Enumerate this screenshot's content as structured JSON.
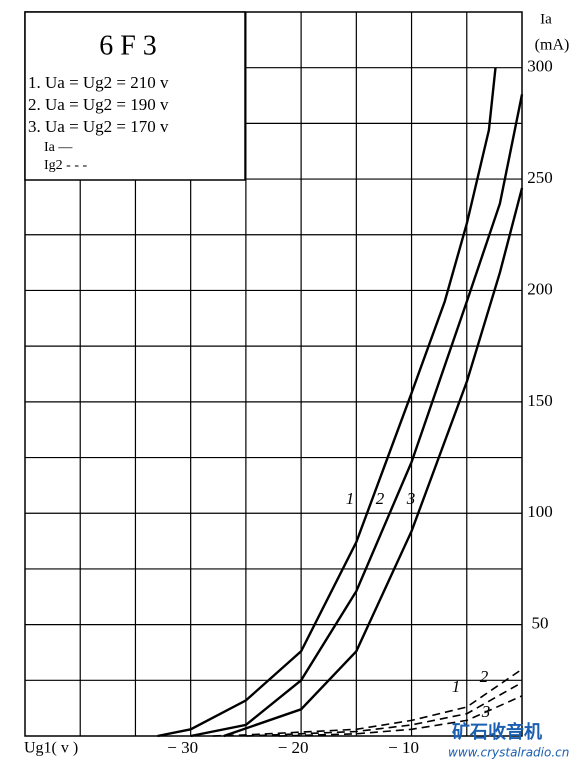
{
  "chart_data": {
    "type": "line",
    "title": "6 F 3",
    "legend_lines": [
      "1. Ua = Ug2 = 210 v",
      "2. Ua = Ug2 = 190 v",
      "3. Ua = Ug2 = 170 v"
    ],
    "style_legend": [
      {
        "label": "Ia —",
        "dash": false
      },
      {
        "label": "Ig2 - - -",
        "dash": true
      }
    ],
    "x_label": "Ug1( v )",
    "y_label": "Ia",
    "y_unit": "(mA)",
    "xlim": [
      -45,
      0
    ],
    "ylim": [
      0,
      325
    ],
    "xticks": [
      {
        "value": -30,
        "label": "− 30"
      },
      {
        "value": -20,
        "label": "− 20"
      },
      {
        "value": -10,
        "label": "− 10"
      }
    ],
    "yticks": [
      50,
      100,
      150,
      200,
      250,
      300
    ],
    "xgrid": [
      -40,
      -35,
      -30,
      -25,
      -20,
      -15,
      -10,
      -5
    ],
    "ygrid": [
      25,
      50,
      75,
      100,
      125,
      150,
      175,
      200,
      225,
      250,
      275,
      300
    ],
    "series": [
      {
        "color": "#000",
        "dash": false,
        "x": [
          -33,
          -30,
          -25,
          -20,
          -15,
          -10,
          -7,
          -5,
          -3,
          -2.4
        ],
        "values": [
          0,
          3,
          16,
          38,
          87,
          154,
          195,
          230,
          272,
          300
        ]
      },
      {
        "color": "#000",
        "dash": false,
        "x": [
          -30,
          -25,
          -20,
          -15,
          -10,
          -5,
          -2,
          0
        ],
        "values": [
          0,
          5,
          25,
          65,
          123,
          195,
          239,
          288
        ]
      },
      {
        "color": "#000",
        "dash": false,
        "x": [
          -27,
          -20,
          -15,
          -10,
          -5,
          -2,
          0
        ],
        "values": [
          0,
          12,
          38,
          92,
          159,
          208,
          246
        ]
      },
      {
        "color": "#000",
        "dash": true,
        "x": [
          -28,
          -25,
          -15,
          -10,
          -5,
          0
        ],
        "values": [
          0,
          0.5,
          3,
          7,
          13,
          30
        ]
      },
      {
        "color": "#000",
        "dash": true,
        "x": [
          -25,
          -15,
          -10,
          -5,
          0
        ],
        "values": [
          0,
          2,
          5,
          10,
          24
        ]
      },
      {
        "color": "#000",
        "dash": true,
        "x": [
          -22,
          -15,
          -10,
          -5,
          0
        ],
        "values": [
          0,
          1,
          3,
          7,
          18
        ]
      }
    ],
    "curve_labels": [
      "1",
      "2",
      "3",
      "1",
      "2",
      "3"
    ],
    "watermark": [
      "矿石收音机",
      "www.crystalradio.cn"
    ]
  }
}
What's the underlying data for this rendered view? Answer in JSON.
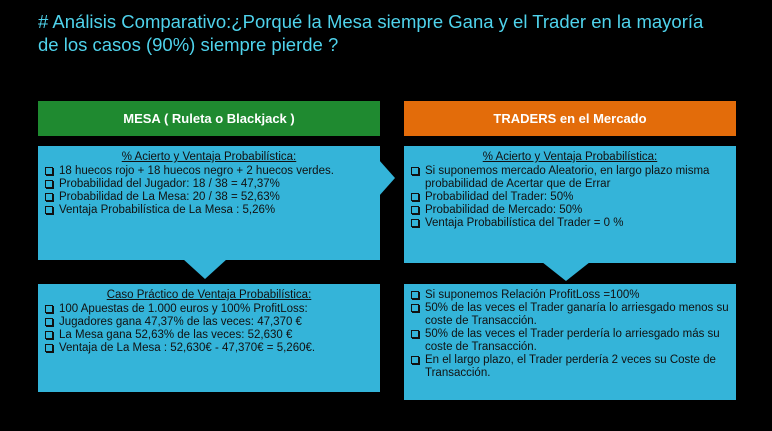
{
  "title": "# Análisis Comparativo:¿Porqué  la Mesa siempre Gana y el Trader en la mayoría de los casos (90%) siempre pierde ?",
  "columns": [
    {
      "header": "MESA ( Ruleta o Blackjack )",
      "boxes": [
        {
          "heading": "% Acierto y Ventaja Probabilística:",
          "items": [
            "18 huecos rojo + 18 huecos negro + 2 huecos verdes.",
            "Probabilidad del Jugador: 18 / 38 = 47,37%",
            "Probabilidad de La Mesa: 20 / 38 = 52,63%",
            "Ventaja Probabilística de La Mesa : 5,26%"
          ]
        },
        {
          "heading": "Caso Práctico de Ventaja Probabilística:",
          "items": [
            "100 Apuestas de 1.000 euros y 100% ProfitLoss:",
            "Jugadores gana 47,37% de las veces: 47,370 €",
            "La Mesa gana 52,63% de las veces: 52,630 €",
            "Ventaja de La Mesa : 52,630€ - 47,370€ = 5,260€."
          ]
        }
      ]
    },
    {
      "header": "TRADERS en el Mercado",
      "boxes": [
        {
          "heading": "% Acierto y Ventaja Probabilística:",
          "items": [
            "Si suponemos mercado Aleatorio, en largo plazo misma probabilidad de Acertar que de Errar",
            "Probabilidad del Trader: 50%",
            "Probabilidad de Mercado: 50%",
            "Ventaja Probabilística del Trader = 0 %"
          ]
        },
        {
          "items": [
            "Si suponemos Relación ProfitLoss =100%",
            "50% de las veces el Trader ganaría lo arriesgado menos su coste de Transacción.",
            "50% de las veces el Trader perdería lo arriesgado más su coste de Transacción.",
            "En el largo plazo, el Trader perdería 2 veces su Coste de Transacción."
          ]
        }
      ]
    }
  ]
}
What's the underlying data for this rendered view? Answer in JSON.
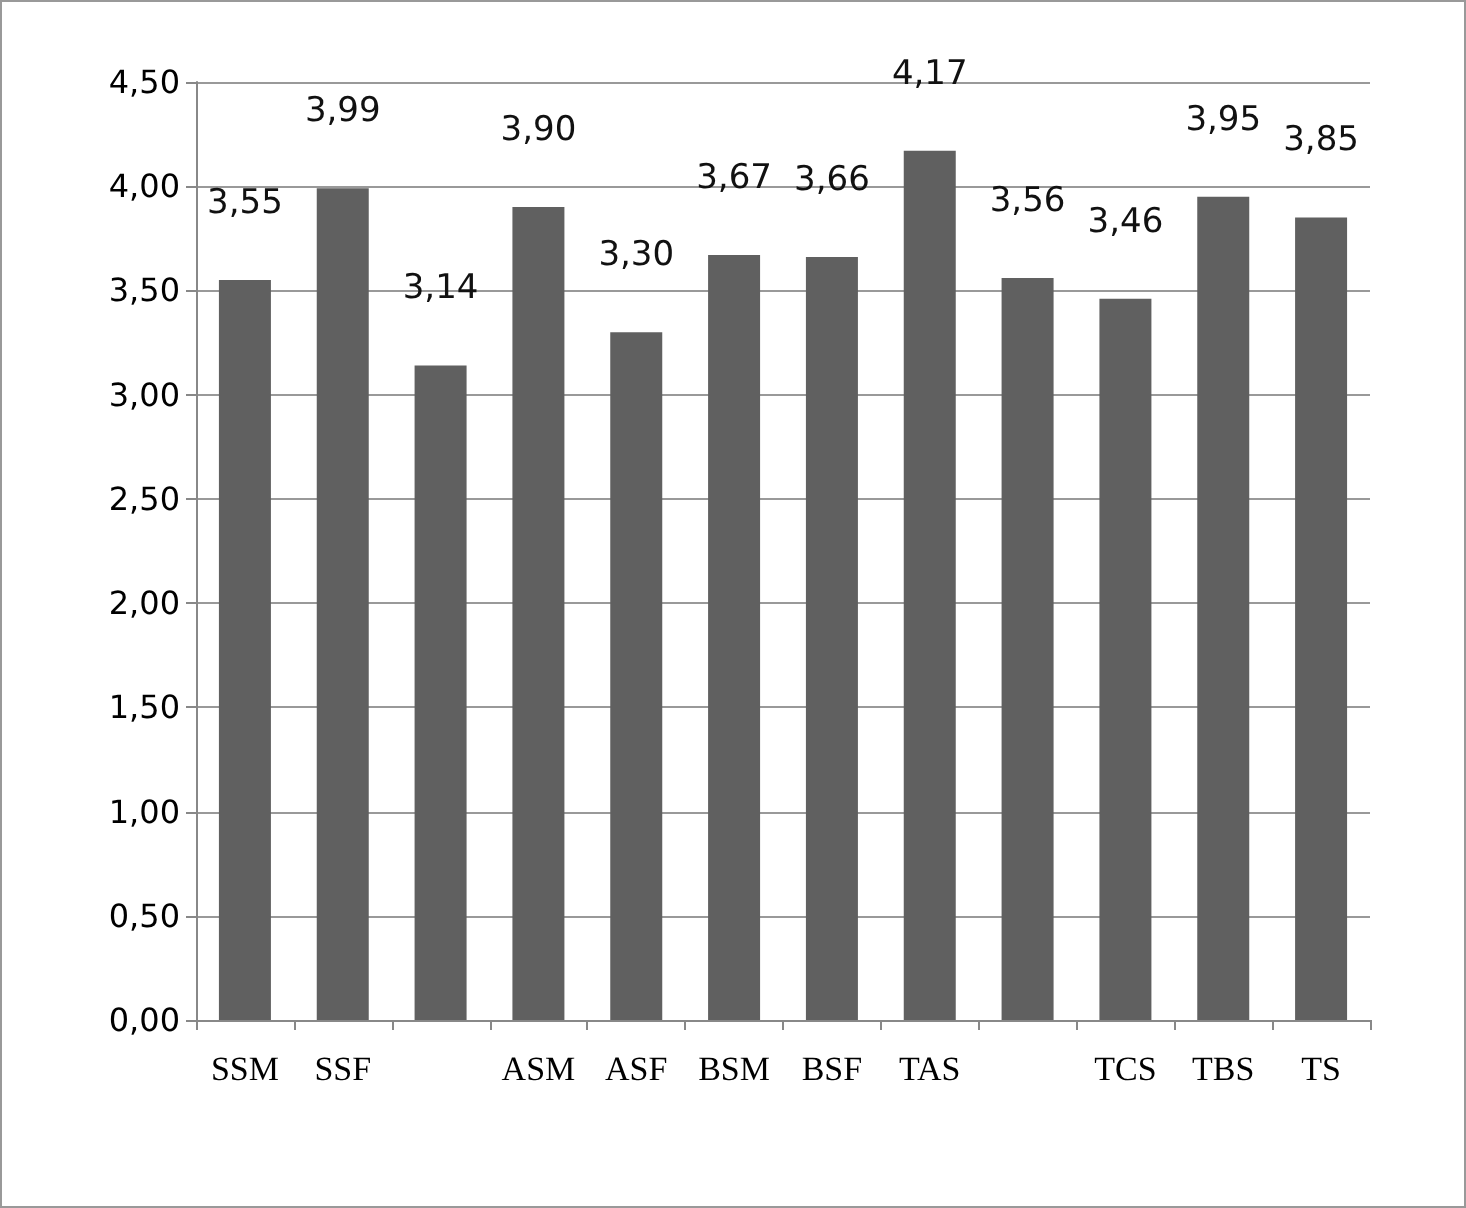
{
  "chart_data": {
    "type": "bar",
    "categories": [
      "SSM",
      "SSF",
      null,
      "ASM",
      "ASF",
      "BSM",
      "BSF",
      "TAS",
      null,
      "TCS",
      "TBS",
      "TS"
    ],
    "values": [
      3.55,
      3.99,
      3.14,
      3.9,
      3.3,
      3.67,
      3.66,
      4.17,
      3.56,
      3.46,
      3.95,
      3.85
    ],
    "value_labels": [
      "3,55",
      "3,99",
      "3,14",
      "3,90",
      "3,30",
      "3,67",
      "3,66",
      "4,17",
      "3,56",
      "3,46",
      "3,95",
      "3,85"
    ],
    "color": "#606060",
    "ylim": [
      0,
      4.5
    ],
    "yticks": [
      {
        "value": 0,
        "label": "0,00"
      },
      {
        "value": 0.5,
        "label": "0,50"
      },
      {
        "value": 1,
        "label": "1,00"
      },
      {
        "value": 1.5,
        "label": "1,50"
      },
      {
        "value": 2,
        "label": "2,00"
      },
      {
        "value": 2.5,
        "label": "2,50"
      },
      {
        "value": 3,
        "label": "3,00"
      },
      {
        "value": 3.5,
        "label": "3,50"
      },
      {
        "value": 4,
        "label": "4,00"
      },
      {
        "value": 4.5,
        "label": "4,50"
      }
    ],
    "grid": "y"
  }
}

****************

Transcribe all entries above exactly. Drop the pictures.

__RESULT OF THIS TASK__
Enumerate this screenshot's content as structured JSON.
{
  "chart_data": {
    "type": "line",
    "title": "6 F 3",
    "legend_lines": [
      "1. Ua = Ug2 = 210 v",
      "2. Ua = Ug2 = 190 v",
      "3. Ua = Ug2 = 170 v"
    ],
    "style_legend": [
      {
        "label": "Ia —",
        "dash": false
      },
      {
        "label": "Ig2 - - -",
        "dash": true
      }
    ],
    "x_label": "Ug1( v )",
    "y_label": "Ia",
    "y_unit": "(mA)",
    "xlim": [
      -45,
      0
    ],
    "ylim": [
      0,
      325
    ],
    "xticks": [
      {
        "value": -30,
        "label": "− 30"
      },
      {
        "value": -20,
        "label": "− 20"
      },
      {
        "value": -10,
        "label": "− 10"
      }
    ],
    "yticks": [
      50,
      100,
      150,
      200,
      250,
      300
    ],
    "xgrid": [
      -40,
      -35,
      -30,
      -25,
      -20,
      -15,
      -10,
      -5
    ],
    "ygrid": [
      25,
      50,
      75,
      100,
      125,
      150,
      175,
      200,
      225,
      250,
      275,
      300
    ],
    "series": [
      {
        "color": "#000",
        "dash": false,
        "x": [
          -33,
          -30,
          -25,
          -20,
          -15,
          -10,
          -7,
          -5,
          -3,
          -2.4
        ],
        "values": [
          0,
          3,
          16,
          38,
          87,
          154,
          195,
          230,
          272,
          300
        ]
      },
      {
        "color": "#000",
        "dash": false,
        "x": [
          -30,
          -25,
          -20,
          -15,
          -10,
          -5,
          -2,
          0
        ],
        "values": [
          0,
          5,
          25,
          65,
          123,
          195,
          239,
          288
        ]
      },
      {
        "color": "#000",
        "dash": false,
        "x": [
          -27,
          -20,
          -15,
          -10,
          -5,
          -2,
          0
        ],
        "values": [
          0,
          12,
          38,
          92,
          159,
          208,
          246
        ]
      },
      {
        "color": "#000",
        "dash": true,
        "x": [
          -28,
          -25,
          -15,
          -10,
          -5,
          0
        ],
        "values": [
          0,
          0.5,
          3,
          7,
          13,
          30
        ]
      },
      {
        "color": "#000",
        "dash": true,
        "x": [
          -25,
          -15,
          -10,
          -5,
          0
        ],
        "values": [
          0,
          2,
          5,
          10,
          24
        ]
      },
      {
        "color": "#000",
        "dash": true,
        "x": [
          -22,
          -15,
          -10,
          -5,
          0
        ],
        "values": [
          0,
          1,
          3,
          7,
          18
        ]
      }
    ],
    "curve_labels": [
      "1",
      "2",
      "3",
      "1",
      "2",
      "3"
    ],
    "watermark": [
      "矿石收音机",
      "www.crystalradio.cn"
    ]
  }
}
What's the underlying data for this rendered view? Answer in JSON.
{
  "title": "# Análisis Comparativo:¿Porqué  la Mesa siempre Gana y el Trader en la mayoría de los casos (90%) siempre pierde ?",
  "columns": [
    {
      "header": "MESA ( Ruleta o Blackjack )",
      "boxes": [
        {
          "heading": "% Acierto y Ventaja Probabilística:",
          "items": [
            "18 huecos rojo + 18 huecos negro + 2 huecos verdes.",
            "Probabilidad del Jugador: 18 / 38 = 47,37%",
            "Probabilidad de La Mesa: 20 / 38 = 52,63%",
            "Ventaja Probabilística de La Mesa : 5,26%"
          ]
        },
        {
          "heading": "Caso Práctico de Ventaja Probabilística:",
          "items": [
            "100 Apuestas de 1.000 euros y 100% ProfitLoss:",
            "Jugadores gana 47,37% de las veces: 47,370 €",
            "La Mesa gana 52,63% de las veces: 52,630 €",
            "Ventaja de La Mesa : 52,630€ - 47,370€ = 5,260€."
          ]
        }
      ]
    },
    {
      "header": "TRADERS en el Mercado",
      "boxes": [
        {
          "heading": "% Acierto y Ventaja Probabilística:",
          "items": [
            "Si suponemos mercado Aleatorio, en largo plazo misma probabilidad de Acertar que de Errar",
            "Probabilidad del Trader: 50%",
            "Probabilidad de Mercado: 50%",
            "Ventaja Probabilística del Trader = 0 %"
          ]
        },
        {
          "items": [
            "Si suponemos Relación ProfitLoss =100%",
            "50% de las veces el Trader ganaría lo arriesgado menos su coste de Transacción.",
            "50% de las veces el Trader perdería lo arriesgado más su coste de Transacción.",
            "En el largo plazo, el Trader perdería 2 veces su Coste de Transacción."
          ]
        }
      ]
    }
  ]
}
What's the underlying data for this rendered view? Answer in JSON.
{
  "chart_data": {
    "type": "bar",
    "categories": [
      "SSM",
      "SSF",
      null,
      "ASM",
      "ASF",
      "BSM",
      "BSF",
      "TAS",
      null,
      "TCS",
      "TBS",
      "TS"
    ],
    "values": [
      3.55,
      3.99,
      3.14,
      3.9,
      3.3,
      3.67,
      3.66,
      4.17,
      3.56,
      3.46,
      3.95,
      3.85
    ],
    "value_labels": [
      "3,55",
      "3,99",
      "3,14",
      "3,90",
      "3,30",
      "3,67",
      "3,66",
      "4,17",
      "3,56",
      "3,46",
      "3,95",
      "3,85"
    ],
    "color": "#606060",
    "ylim": [
      0,
      4.5
    ],
    "yticks": [
      {
        "value": 0,
        "label": "0,00"
      },
      {
        "value": 0.5,
        "label": "0,50"
      },
      {
        "value": 1,
        "label": "1,00"
      },
      {
        "value": 1.5,
        "label": "1,50"
      },
      {
        "value": 2,
        "label": "2,00"
      },
      {
        "value": 2.5,
        "label": "2,50"
      },
      {
        "value": 3,
        "label": "3,00"
      },
      {
        "value": 3.5,
        "label": "3,50"
      },
      {
        "value": 4,
        "label": "4,00"
      },
      {
        "value": 4.5,
        "label": "4,50"
      }
    ],
    "grid": "y"
  }
}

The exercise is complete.